# What is being asked
Find each line with the word "Northern" and copy it.

# Records to use
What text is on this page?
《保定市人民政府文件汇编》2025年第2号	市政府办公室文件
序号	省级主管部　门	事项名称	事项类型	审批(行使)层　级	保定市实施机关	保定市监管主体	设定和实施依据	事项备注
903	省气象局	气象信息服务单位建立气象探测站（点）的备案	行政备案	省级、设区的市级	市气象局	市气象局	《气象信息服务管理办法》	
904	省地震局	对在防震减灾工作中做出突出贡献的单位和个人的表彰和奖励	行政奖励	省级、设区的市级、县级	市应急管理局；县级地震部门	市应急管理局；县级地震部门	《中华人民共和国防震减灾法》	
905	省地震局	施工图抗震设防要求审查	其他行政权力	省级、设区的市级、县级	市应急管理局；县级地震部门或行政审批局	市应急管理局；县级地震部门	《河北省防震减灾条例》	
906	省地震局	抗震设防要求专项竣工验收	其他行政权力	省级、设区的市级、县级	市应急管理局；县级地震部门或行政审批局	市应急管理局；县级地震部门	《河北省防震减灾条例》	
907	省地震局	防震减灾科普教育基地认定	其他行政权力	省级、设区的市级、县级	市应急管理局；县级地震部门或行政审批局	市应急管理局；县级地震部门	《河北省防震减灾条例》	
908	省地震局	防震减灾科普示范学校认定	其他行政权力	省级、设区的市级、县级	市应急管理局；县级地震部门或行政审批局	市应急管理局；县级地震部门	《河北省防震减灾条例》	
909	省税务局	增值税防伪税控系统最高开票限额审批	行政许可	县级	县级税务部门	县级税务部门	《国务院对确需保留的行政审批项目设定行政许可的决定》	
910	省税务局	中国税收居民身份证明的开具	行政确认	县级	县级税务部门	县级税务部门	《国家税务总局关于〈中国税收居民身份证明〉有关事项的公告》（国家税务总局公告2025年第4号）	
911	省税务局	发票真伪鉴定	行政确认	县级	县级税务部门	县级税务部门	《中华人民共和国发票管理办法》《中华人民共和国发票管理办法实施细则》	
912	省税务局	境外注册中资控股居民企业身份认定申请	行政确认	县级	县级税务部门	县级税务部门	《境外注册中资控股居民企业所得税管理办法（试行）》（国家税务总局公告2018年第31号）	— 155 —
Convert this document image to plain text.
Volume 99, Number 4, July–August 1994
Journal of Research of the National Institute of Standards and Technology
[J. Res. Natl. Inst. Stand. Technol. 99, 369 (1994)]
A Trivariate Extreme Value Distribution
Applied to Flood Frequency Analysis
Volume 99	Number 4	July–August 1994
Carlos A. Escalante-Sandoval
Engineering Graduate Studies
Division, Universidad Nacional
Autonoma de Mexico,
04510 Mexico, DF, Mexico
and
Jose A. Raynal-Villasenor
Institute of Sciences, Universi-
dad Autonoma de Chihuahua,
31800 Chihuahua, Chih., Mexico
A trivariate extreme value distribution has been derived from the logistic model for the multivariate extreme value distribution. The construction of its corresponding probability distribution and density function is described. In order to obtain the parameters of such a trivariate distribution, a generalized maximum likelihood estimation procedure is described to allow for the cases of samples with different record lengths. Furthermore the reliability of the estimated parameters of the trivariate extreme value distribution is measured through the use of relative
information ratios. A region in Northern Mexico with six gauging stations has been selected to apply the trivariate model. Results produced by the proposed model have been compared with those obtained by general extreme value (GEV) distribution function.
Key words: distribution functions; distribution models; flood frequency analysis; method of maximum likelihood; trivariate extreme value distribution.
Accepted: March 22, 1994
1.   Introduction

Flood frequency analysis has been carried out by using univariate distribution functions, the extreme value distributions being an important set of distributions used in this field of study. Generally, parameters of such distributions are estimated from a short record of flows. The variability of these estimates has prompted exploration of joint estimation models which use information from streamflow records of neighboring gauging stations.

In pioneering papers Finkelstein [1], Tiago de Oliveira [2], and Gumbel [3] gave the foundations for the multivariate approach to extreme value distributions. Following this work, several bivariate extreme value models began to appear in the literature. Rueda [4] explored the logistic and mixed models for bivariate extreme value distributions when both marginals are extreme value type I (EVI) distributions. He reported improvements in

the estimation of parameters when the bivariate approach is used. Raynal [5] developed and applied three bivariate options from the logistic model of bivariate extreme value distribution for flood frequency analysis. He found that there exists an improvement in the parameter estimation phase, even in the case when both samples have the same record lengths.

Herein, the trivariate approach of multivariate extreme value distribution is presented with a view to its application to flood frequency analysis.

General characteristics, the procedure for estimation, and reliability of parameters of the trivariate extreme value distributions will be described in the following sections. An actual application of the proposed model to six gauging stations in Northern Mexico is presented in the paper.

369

# Correct result
information ratios. A region in Northern Mexico with six gauging stations has been selected to apply the trivariate model. Results produced by the proposed model have been compared with those obtained by general extreme value (GEV) distribution function.
General characteristics, the procedure for estimation, and reliability of parameters of the trivariate extreme value distributions will be described in the following sections. An actual application of the proposed model to six gauging stations in Northern Mexico is presented in the paper.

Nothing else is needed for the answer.